Show each line of the items below that contains the string "Relation".

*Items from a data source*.
= = = = = = =
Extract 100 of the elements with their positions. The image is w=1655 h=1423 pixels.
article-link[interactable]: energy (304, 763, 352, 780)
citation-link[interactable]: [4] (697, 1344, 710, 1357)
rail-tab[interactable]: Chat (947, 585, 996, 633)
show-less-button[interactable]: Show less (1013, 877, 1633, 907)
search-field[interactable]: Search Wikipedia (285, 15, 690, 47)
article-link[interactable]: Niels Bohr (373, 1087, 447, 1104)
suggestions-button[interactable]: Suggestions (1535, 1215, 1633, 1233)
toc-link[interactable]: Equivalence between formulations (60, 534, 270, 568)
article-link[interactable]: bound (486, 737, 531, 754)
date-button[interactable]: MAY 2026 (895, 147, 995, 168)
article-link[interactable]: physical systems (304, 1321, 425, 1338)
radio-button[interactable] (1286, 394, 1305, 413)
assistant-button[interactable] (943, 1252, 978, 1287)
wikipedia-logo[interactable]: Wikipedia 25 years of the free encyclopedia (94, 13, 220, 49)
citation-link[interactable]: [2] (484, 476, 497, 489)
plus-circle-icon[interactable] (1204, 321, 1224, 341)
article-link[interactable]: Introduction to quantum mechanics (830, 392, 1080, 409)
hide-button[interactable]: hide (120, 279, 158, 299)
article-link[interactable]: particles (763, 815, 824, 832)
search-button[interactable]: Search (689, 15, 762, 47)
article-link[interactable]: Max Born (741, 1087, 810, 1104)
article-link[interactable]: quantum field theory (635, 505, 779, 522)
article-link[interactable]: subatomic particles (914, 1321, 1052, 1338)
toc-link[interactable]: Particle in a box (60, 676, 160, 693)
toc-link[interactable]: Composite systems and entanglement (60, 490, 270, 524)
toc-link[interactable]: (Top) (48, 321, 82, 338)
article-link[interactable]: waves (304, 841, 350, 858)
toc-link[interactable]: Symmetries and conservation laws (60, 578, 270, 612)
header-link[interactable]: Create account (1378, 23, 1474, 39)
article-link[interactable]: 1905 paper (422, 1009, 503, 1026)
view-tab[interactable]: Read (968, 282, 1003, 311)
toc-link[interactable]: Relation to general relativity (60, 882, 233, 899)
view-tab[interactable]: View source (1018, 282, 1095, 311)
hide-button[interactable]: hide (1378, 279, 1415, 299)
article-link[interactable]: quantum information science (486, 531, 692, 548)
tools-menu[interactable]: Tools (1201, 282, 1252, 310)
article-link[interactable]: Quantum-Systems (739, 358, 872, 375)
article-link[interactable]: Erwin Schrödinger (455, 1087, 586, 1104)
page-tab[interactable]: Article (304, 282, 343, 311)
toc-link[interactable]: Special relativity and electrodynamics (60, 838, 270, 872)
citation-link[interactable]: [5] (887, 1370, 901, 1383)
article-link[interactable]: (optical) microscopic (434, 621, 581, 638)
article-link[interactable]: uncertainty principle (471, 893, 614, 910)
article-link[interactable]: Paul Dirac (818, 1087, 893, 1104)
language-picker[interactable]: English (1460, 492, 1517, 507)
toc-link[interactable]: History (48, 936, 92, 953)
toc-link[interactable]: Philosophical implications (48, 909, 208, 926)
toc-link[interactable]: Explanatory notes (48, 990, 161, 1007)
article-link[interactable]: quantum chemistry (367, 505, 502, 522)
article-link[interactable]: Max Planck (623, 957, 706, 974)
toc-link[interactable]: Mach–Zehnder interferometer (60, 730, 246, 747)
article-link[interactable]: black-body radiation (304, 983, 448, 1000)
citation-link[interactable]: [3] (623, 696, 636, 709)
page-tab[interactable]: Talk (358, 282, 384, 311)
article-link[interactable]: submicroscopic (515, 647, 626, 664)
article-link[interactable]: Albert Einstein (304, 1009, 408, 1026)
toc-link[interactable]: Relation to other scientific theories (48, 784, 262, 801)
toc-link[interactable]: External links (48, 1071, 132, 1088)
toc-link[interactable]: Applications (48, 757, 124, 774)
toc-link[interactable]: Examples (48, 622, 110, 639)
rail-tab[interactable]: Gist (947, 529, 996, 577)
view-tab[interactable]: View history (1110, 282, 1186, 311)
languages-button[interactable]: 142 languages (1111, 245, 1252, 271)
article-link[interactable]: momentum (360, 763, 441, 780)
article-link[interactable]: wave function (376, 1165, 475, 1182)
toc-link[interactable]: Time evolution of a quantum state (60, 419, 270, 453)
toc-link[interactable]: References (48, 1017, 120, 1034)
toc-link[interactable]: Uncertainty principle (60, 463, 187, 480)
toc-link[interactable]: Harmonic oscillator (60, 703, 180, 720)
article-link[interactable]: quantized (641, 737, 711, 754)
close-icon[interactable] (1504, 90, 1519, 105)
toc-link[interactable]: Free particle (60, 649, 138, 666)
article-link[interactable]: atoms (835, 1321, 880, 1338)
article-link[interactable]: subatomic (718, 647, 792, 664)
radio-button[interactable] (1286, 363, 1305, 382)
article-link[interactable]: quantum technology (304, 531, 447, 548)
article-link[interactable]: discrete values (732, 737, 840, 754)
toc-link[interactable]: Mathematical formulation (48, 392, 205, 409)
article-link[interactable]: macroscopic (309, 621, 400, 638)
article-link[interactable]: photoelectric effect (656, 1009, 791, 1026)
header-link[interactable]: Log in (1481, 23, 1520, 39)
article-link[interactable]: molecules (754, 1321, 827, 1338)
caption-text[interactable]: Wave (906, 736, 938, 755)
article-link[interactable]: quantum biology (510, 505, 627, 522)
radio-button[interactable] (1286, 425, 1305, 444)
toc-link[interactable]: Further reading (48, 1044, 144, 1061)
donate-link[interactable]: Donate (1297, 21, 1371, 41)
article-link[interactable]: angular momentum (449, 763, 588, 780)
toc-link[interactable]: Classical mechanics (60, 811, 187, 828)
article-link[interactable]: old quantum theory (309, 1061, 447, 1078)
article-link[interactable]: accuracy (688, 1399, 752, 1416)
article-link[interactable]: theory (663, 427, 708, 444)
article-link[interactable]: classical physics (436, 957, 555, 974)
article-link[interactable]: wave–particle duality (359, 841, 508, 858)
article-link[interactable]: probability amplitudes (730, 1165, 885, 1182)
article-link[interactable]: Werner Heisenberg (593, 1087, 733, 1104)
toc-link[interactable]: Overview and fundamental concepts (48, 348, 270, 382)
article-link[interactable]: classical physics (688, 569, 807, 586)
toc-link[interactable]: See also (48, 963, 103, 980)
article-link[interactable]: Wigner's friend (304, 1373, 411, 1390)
= = = = = = =
*Exercise response*.
toc-link[interactable]: Relation to general relativity (60, 882, 233, 899)
toc-link[interactable]: Relation to other scientific theories (48, 784, 262, 801)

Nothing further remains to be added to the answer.